» **Exercises**:
A: Rewrite the encryption testimony from "Instead, the alternative" to "the public infrastructure.", substituting "seizure of authority" for "power grab".
B: According to the encryption testimony, who introduced H.R. 695?

» **Extracted text**:
1997 Congressional Hearings
Intelligence and Security


Security and Freedom Through Encryption (SAFE) Act
March 20, 1997 - House Judiciary Subcommittee on Courts and Intellectual Property

PREPARED STATEMENT OF GROVER G. NORQUIST, PRESIDENT, AMERICANS FOR TAX REFORM

INTRODUCTION

  Mr. Chairman, my name is Grover G. Norquist and I am President of Americans for Tax Reform. I am here to strongly support the Security and Freedom through Encryption (SAFE) Act, H.R. 695, introduced by the gentleman from Virginia, my good friend Mr. Bob Goodlatte. I am also here to thank Mr. Goodlatte and all those who have co-sponsored this bill in the House of Representatives, including John Boehner and Tom DeLay.
  The irony is, I shouldn't have to be here. The SAFE Act essentially affirms traditional Constitutional principles that Americans should be free ''their persons and possessions from unreasonable searches and seizures,'' and that they should be allowed to conduct their lawful business with a minimum of interference from the state. These are indeed truths we should hold self-evident.
  Instead, the alternative to the SAFE Act, championed by the Clinton Administration and almost no one else on the planet, is the biggest government power grab since income-tax withholding and a sweeping expansion of state power that threatens to put life, property, and personal information at risk. Bill Clinton's inexplicable fixation with the Clipper Chip represents not only a sweeping expansion of state power but also reckless endangerment of the public infrastructure.
  The Clipper Chip was an issue even George Bush got right bad idea, wouldn't be prudent. You didn't see it come from his Administration. The Clipper Chip, as you recall, was a government plan to strongarm private industry into building a backdoor for government eavesdropping into every communications device. Companies which wouldn't cooperate wouldn't get government contracts, might have their taxes audited, and might be embarrassed in front of Congressional Committees. Yet the initial public relations fiasco of Clipper Proposal Number One somehow didn't register with this Administration. They keep coming back with new names and new proposals—''key escrow, key recovery, key management infrastructure,'' and what have you. But it's still the same thing. The single most important message I want to leave you with today is that all these new proposals are variations on the Clipper theme. They are categorically unacceptable. The reason we need the SAFE Act is not, unfortunately, to make any positive changes but rather to put a nail in the Clipper coffin once and for all.
  There are three basic questions to deal with: First, what is our basic model of economic development in this country is it free markets or ham-fisted industrial policy? Second, who makes the laws in this country—is it Congress or the President? And third, do we still give a hoot in this country about civil liberties protections and Fourth Amendment guarantees against searches and seizures, particularly when these apply to taxpayers?

» **Excerpted data**:
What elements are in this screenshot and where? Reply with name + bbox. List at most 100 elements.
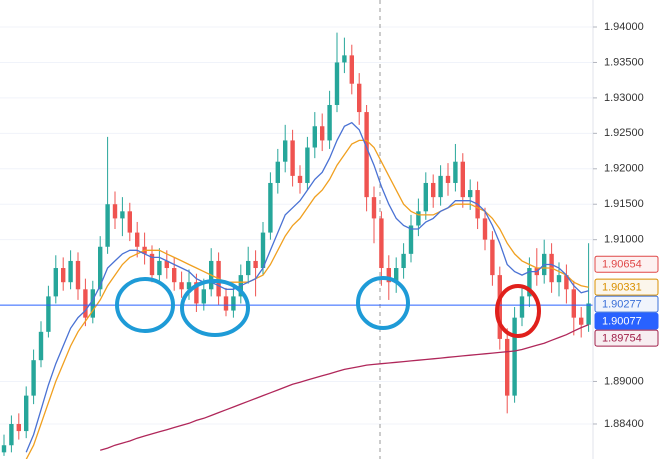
price-label-tint [595, 279, 658, 296]
candle-body [38, 331, 44, 361]
candle-body [327, 104, 332, 141]
candle-body [157, 260, 162, 276]
candle-body [357, 83, 362, 113]
candle-body [246, 260, 251, 276]
candle-body [46, 296, 51, 332]
candle-body [68, 260, 73, 283]
annotation-circle [495, 284, 541, 338]
candle-body [579, 317, 584, 325]
candle-body [53, 268, 58, 297]
candle-body [105, 204, 110, 247]
candle-body [305, 147, 310, 183]
price-label: 1.90654 [602, 259, 642, 271]
candle-body [90, 289, 95, 318]
axis-background [593, 0, 659, 459]
y-tick-label: 1.91500 [604, 198, 644, 210]
y-tick-label: 1.91000 [604, 234, 644, 246]
candle-body [223, 296, 229, 311]
y-tick-label: 1.88400 [604, 418, 644, 430]
candle-body [586, 303, 591, 325]
y-tick-label: 1.93000 [604, 92, 644, 104]
candle-body [194, 282, 199, 304]
candle-body [364, 112, 369, 198]
candle-body [408, 225, 414, 254]
price-label: 1.89754 [602, 333, 642, 345]
price-label-tint [595, 256, 658, 273]
price-label-box [594, 329, 659, 347]
price-label-tint [595, 330, 658, 347]
candle-body [1, 445, 7, 453]
candle-body [98, 246, 103, 290]
candle-body [371, 197, 377, 219]
y-tick-label: 1.94000 [604, 21, 644, 33]
candle-body [320, 126, 325, 141]
candle-body [512, 317, 517, 396]
candle-body [527, 268, 532, 297]
candle-body [275, 161, 280, 183]
annotation-circle [180, 279, 250, 337]
candle-body [31, 360, 36, 396]
candle-body [564, 275, 569, 290]
candle-body [253, 260, 258, 269]
moving-average [25, 139, 589, 459]
moving-average [100, 324, 589, 451]
price-axis: 1.94000 1.93500 1.93000 1.92500 1.92000 1.915… [592, 0, 659, 459]
candle-body [312, 126, 317, 148]
price-label: 1.90331 [602, 282, 642, 294]
candle-body [423, 182, 428, 212]
candle-body [290, 140, 295, 176]
price-label: 1.90277 [602, 299, 642, 311]
annotations [115, 276, 541, 338]
candle-body [490, 239, 495, 276]
candle-body [460, 161, 465, 198]
candle-body [186, 282, 192, 290]
candle-body [75, 260, 81, 290]
y-tick-label: 1.92500 [604, 127, 644, 139]
candle-body [120, 211, 125, 219]
candle-body [342, 55, 347, 63]
price-label-box [594, 255, 659, 273]
candle-body [61, 268, 66, 283]
y-tick-label: 1.93500 [604, 56, 644, 68]
candle-body [379, 218, 384, 269]
candle-body [172, 268, 177, 283]
price-label-tint [595, 296, 658, 313]
candle-body [179, 282, 184, 290]
candle-body [334, 62, 340, 105]
price-label-box [594, 312, 659, 330]
candle-body [349, 55, 354, 84]
candle-body [231, 296, 236, 311]
candle-body [260, 232, 266, 269]
candle-body [297, 175, 303, 183]
candle-body [164, 260, 169, 269]
candle-body [431, 182, 436, 198]
plot-area [0, 32, 593, 459]
price-label: 1.90077 [602, 316, 642, 328]
candle-body [201, 289, 206, 304]
candle-body [497, 275, 502, 339]
candle-body [556, 275, 562, 283]
candle-body [394, 268, 399, 283]
candle-body [571, 289, 576, 318]
candle-body [468, 190, 473, 198]
candle-body [482, 218, 488, 240]
candle-body [519, 296, 525, 318]
y-tick-label: 1.89000 [604, 375, 644, 387]
moving-average [25, 121, 589, 453]
annotation-circle [356, 276, 410, 330]
candle-body [283, 140, 288, 162]
candle-body [9, 423, 14, 446]
candle-body [83, 289, 88, 318]
price-label-box [594, 278, 659, 296]
price-label-box [594, 295, 659, 313]
candle-body [453, 161, 458, 183]
candle-body [135, 232, 140, 247]
candle-body [505, 338, 510, 396]
candle-body [24, 395, 29, 432]
candle-body [149, 253, 155, 276]
candle-body [127, 211, 132, 233]
candle-body [112, 204, 118, 219]
candle-body [268, 182, 273, 233]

» **Expected outputs**:
A:
Instead, the alternative to the SAFE Act, championed by the Clinton Administration and almost no one else on the planet, is the biggest government seizure of authority since income-tax withholding and a sweeping expansion of state power that threatens to put life, property, and personal information at risk. Bill Clinton's inexplicable fixation with the Clipper Chip represents not only a sweeping expansion of state power but also reckless endangerment of the public infrastructure.

B: Mr. Bob Goodlatte, the gentleman from Virginia.